:: REQUIREMENT ::
Only the number is wanted: how many lines contain the word "значение"?

****************************************

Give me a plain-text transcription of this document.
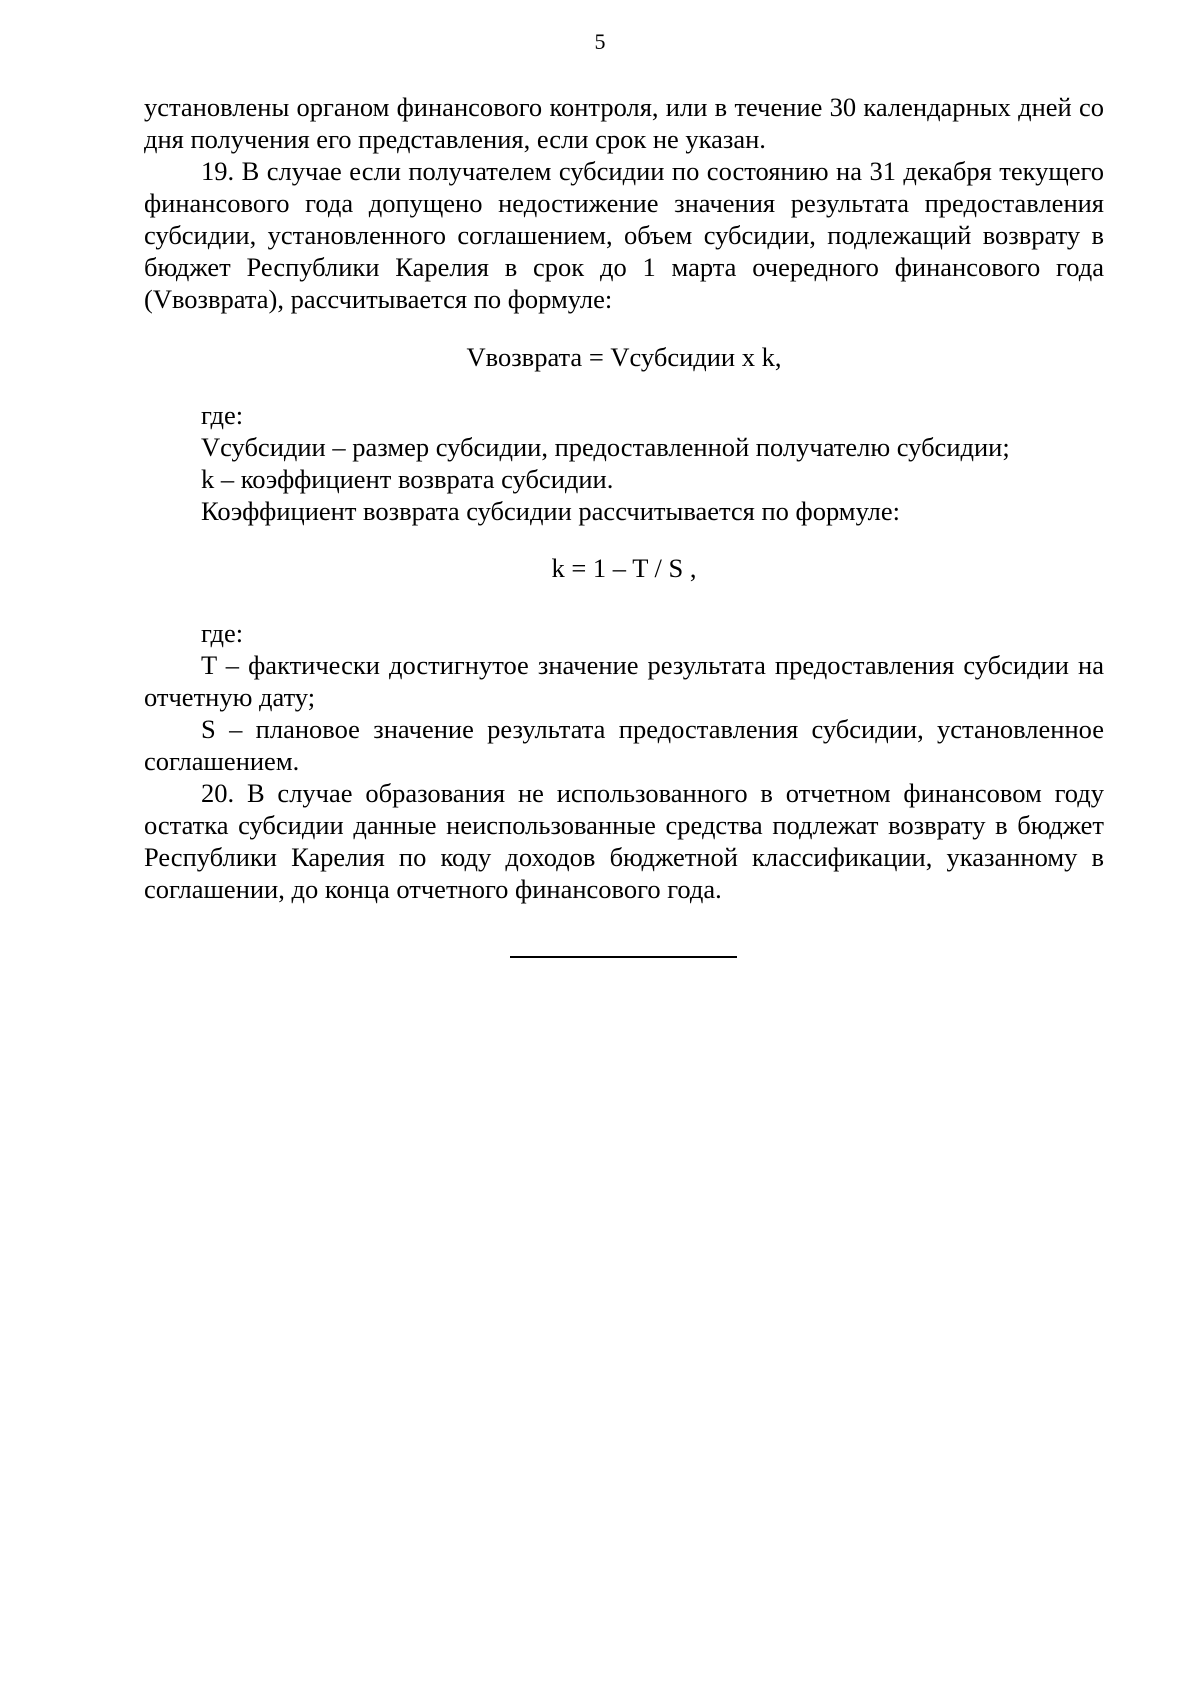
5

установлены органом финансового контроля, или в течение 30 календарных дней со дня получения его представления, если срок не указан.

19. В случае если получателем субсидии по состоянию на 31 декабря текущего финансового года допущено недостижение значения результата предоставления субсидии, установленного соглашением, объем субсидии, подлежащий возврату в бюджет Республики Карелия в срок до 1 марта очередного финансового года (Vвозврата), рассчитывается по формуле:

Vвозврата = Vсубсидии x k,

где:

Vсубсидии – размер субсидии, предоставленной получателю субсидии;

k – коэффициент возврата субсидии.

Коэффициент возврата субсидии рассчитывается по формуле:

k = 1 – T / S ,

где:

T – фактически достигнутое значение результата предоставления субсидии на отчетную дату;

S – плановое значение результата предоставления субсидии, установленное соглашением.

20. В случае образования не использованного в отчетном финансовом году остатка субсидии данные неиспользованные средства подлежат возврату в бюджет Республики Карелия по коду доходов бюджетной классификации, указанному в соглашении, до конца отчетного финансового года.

****************************************

:: OUTPUT FOR THIS TASK ::
2